What to do
Omit all pictures. Copy the rest of the material exactly.

Dataset records

◇ ◇ ◇

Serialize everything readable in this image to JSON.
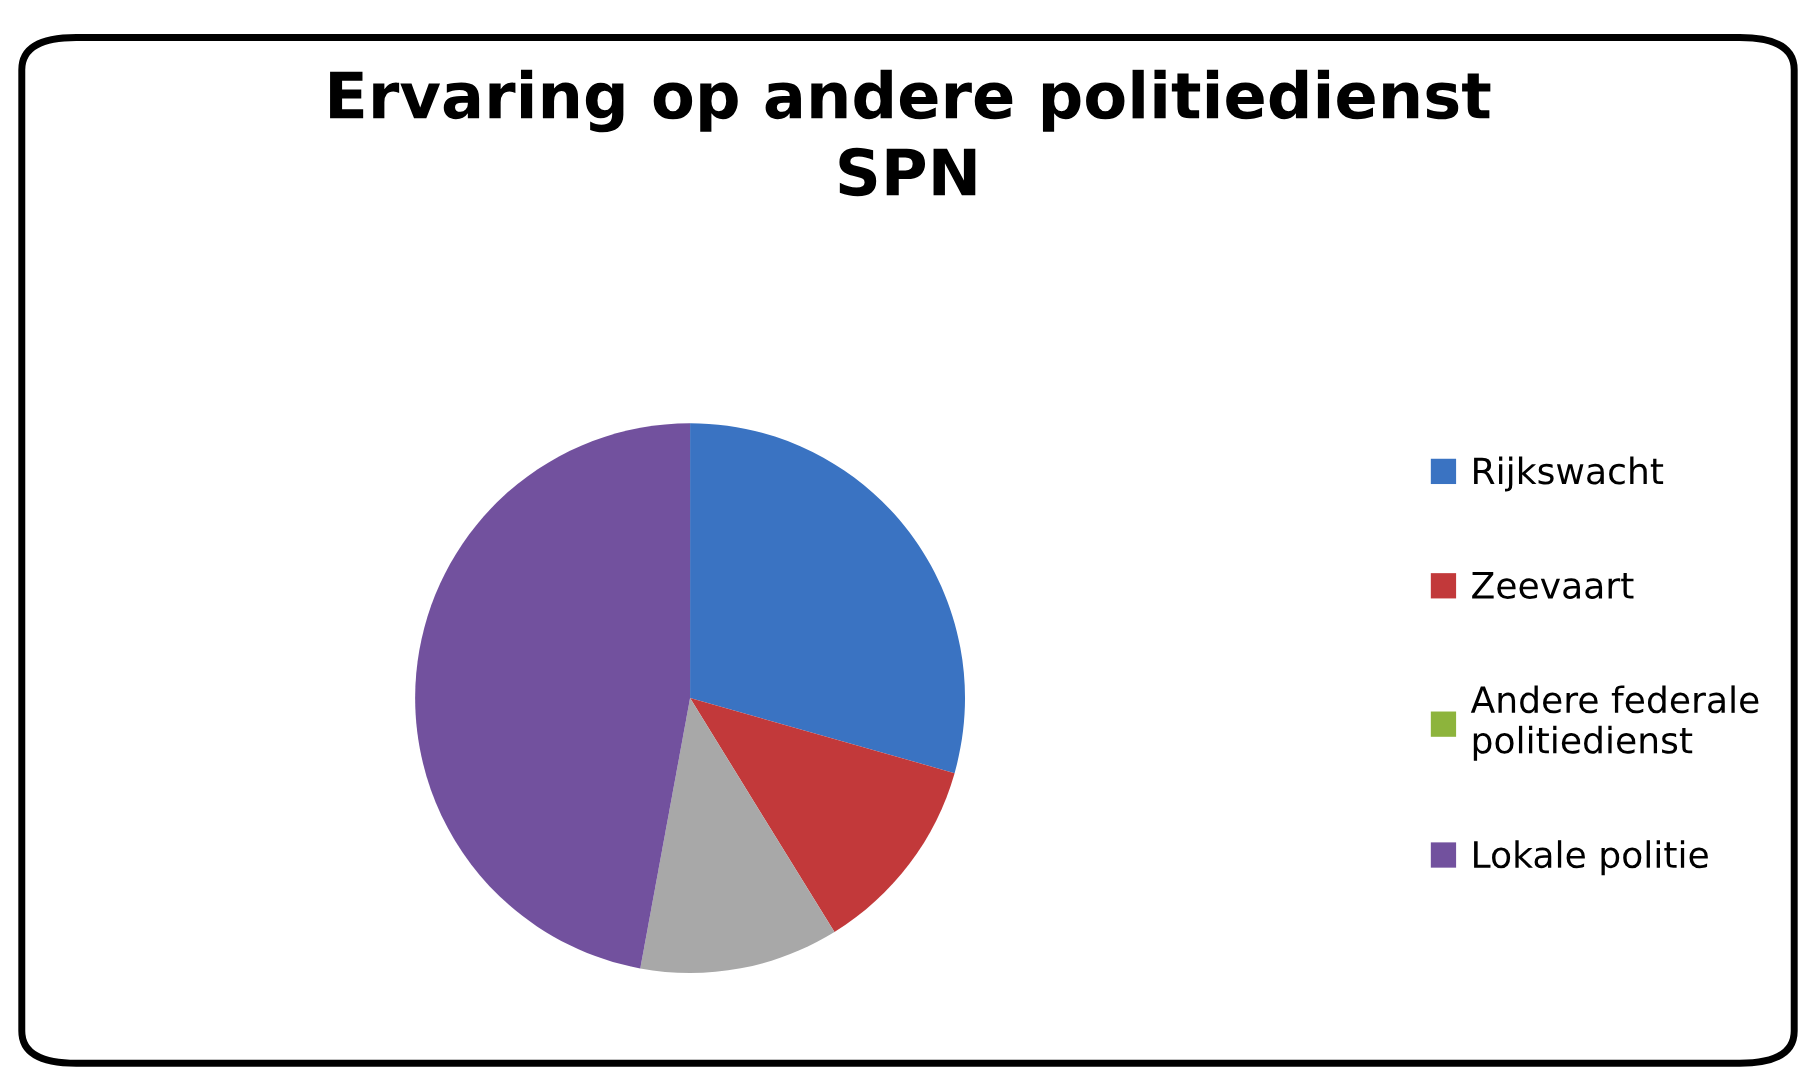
{
  "chart_data": {
    "type": "pie",
    "title": "Ervaring op andere politiedienst\nSPN",
    "categories": [
      "Rijkswacht",
      "Zeevaart",
      "Andere federale\npolitiedienst",
      null,
      "Lokale politie"
    ],
    "values": [
      29.4,
      11.8,
      0,
      11.7,
      47.1
    ],
    "colors": [
      "#3a73c2",
      "#c2393a",
      "#8db43c",
      "#a8a8a8",
      "#72519e"
    ],
    "legend": "right"
  }
}
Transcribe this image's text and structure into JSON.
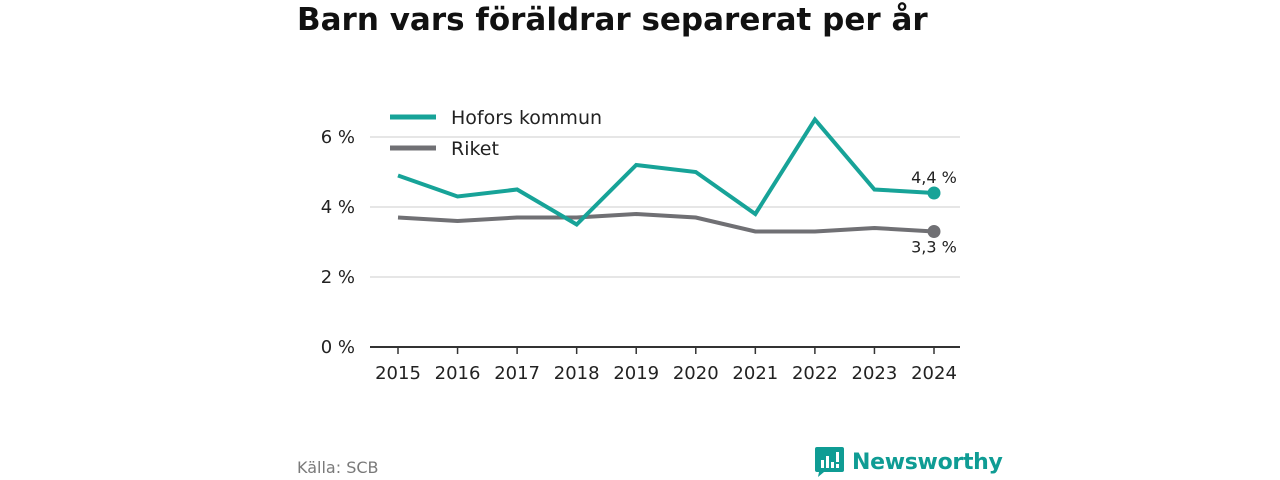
{
  "title": "Barn vars föräldrar separerat per år",
  "source": "Källa: SCB",
  "brand": {
    "name": "Newsworthy",
    "icon": "newsworthy-logo-icon",
    "color": "#0f9c94"
  },
  "chart_data": {
    "type": "line",
    "title": "Barn vars föräldrar separerat per år",
    "xlabel": "",
    "ylabel": "",
    "categories": [
      "2015",
      "2016",
      "2017",
      "2018",
      "2019",
      "2020",
      "2021",
      "2022",
      "2023",
      "2024"
    ],
    "y_ticks": [
      0,
      2,
      4,
      6
    ],
    "y_tick_labels": [
      "0 %",
      "2 %",
      "4 %",
      "6 %"
    ],
    "ylim": [
      0,
      6.8
    ],
    "grid": true,
    "legend_position": "top-left",
    "series": [
      {
        "name": "Hofors kommun",
        "color": "#17a398",
        "values": [
          4.9,
          4.3,
          4.5,
          3.5,
          5.2,
          5.0,
          3.8,
          6.5,
          4.5,
          4.4
        ],
        "end_label": "4,4 %"
      },
      {
        "name": "Riket",
        "color": "#707074",
        "values": [
          3.7,
          3.6,
          3.7,
          3.7,
          3.8,
          3.7,
          3.3,
          3.3,
          3.4,
          3.3
        ],
        "end_label": "3,3 %"
      }
    ]
  }
}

◇ ◇ ◇

Result of this task
Serialize everything readable in this image to JSON.
{
  "chart_data": {
    "type": "pie",
    "title": "Ervaring op andere politiedienst\nSPN",
    "categories": [
      "Rijkswacht",
      "Zeevaart",
      "Andere federale\npolitiedienst",
      null,
      "Lokale politie"
    ],
    "values": [
      29.4,
      11.8,
      0,
      11.7,
      47.1
    ],
    "colors": [
      "#3a73c2",
      "#c2393a",
      "#8db43c",
      "#a8a8a8",
      "#72519e"
    ],
    "legend": "right"
  }
}
Transcribe this image's text and structure into JSON.
{
  "title": "Barn vars föräldrar separerat per år",
  "source": "Källa: SCB",
  "brand": {
    "name": "Newsworthy",
    "icon": "newsworthy-logo-icon",
    "color": "#0f9c94"
  },
  "chart_data": {
    "type": "line",
    "title": "Barn vars föräldrar separerat per år",
    "xlabel": "",
    "ylabel": "",
    "categories": [
      "2015",
      "2016",
      "2017",
      "2018",
      "2019",
      "2020",
      "2021",
      "2022",
      "2023",
      "2024"
    ],
    "y_ticks": [
      0,
      2,
      4,
      6
    ],
    "y_tick_labels": [
      "0 %",
      "2 %",
      "4 %",
      "6 %"
    ],
    "ylim": [
      0,
      6.8
    ],
    "grid": true,
    "legend_position": "top-left",
    "series": [
      {
        "name": "Hofors kommun",
        "color": "#17a398",
        "values": [
          4.9,
          4.3,
          4.5,
          3.5,
          5.2,
          5.0,
          3.8,
          6.5,
          4.5,
          4.4
        ],
        "end_label": "4,4 %"
      },
      {
        "name": "Riket",
        "color": "#707074",
        "values": [
          3.7,
          3.6,
          3.7,
          3.7,
          3.8,
          3.7,
          3.3,
          3.3,
          3.4,
          3.3
        ],
        "end_label": "3,3 %"
      }
    ]
  }
}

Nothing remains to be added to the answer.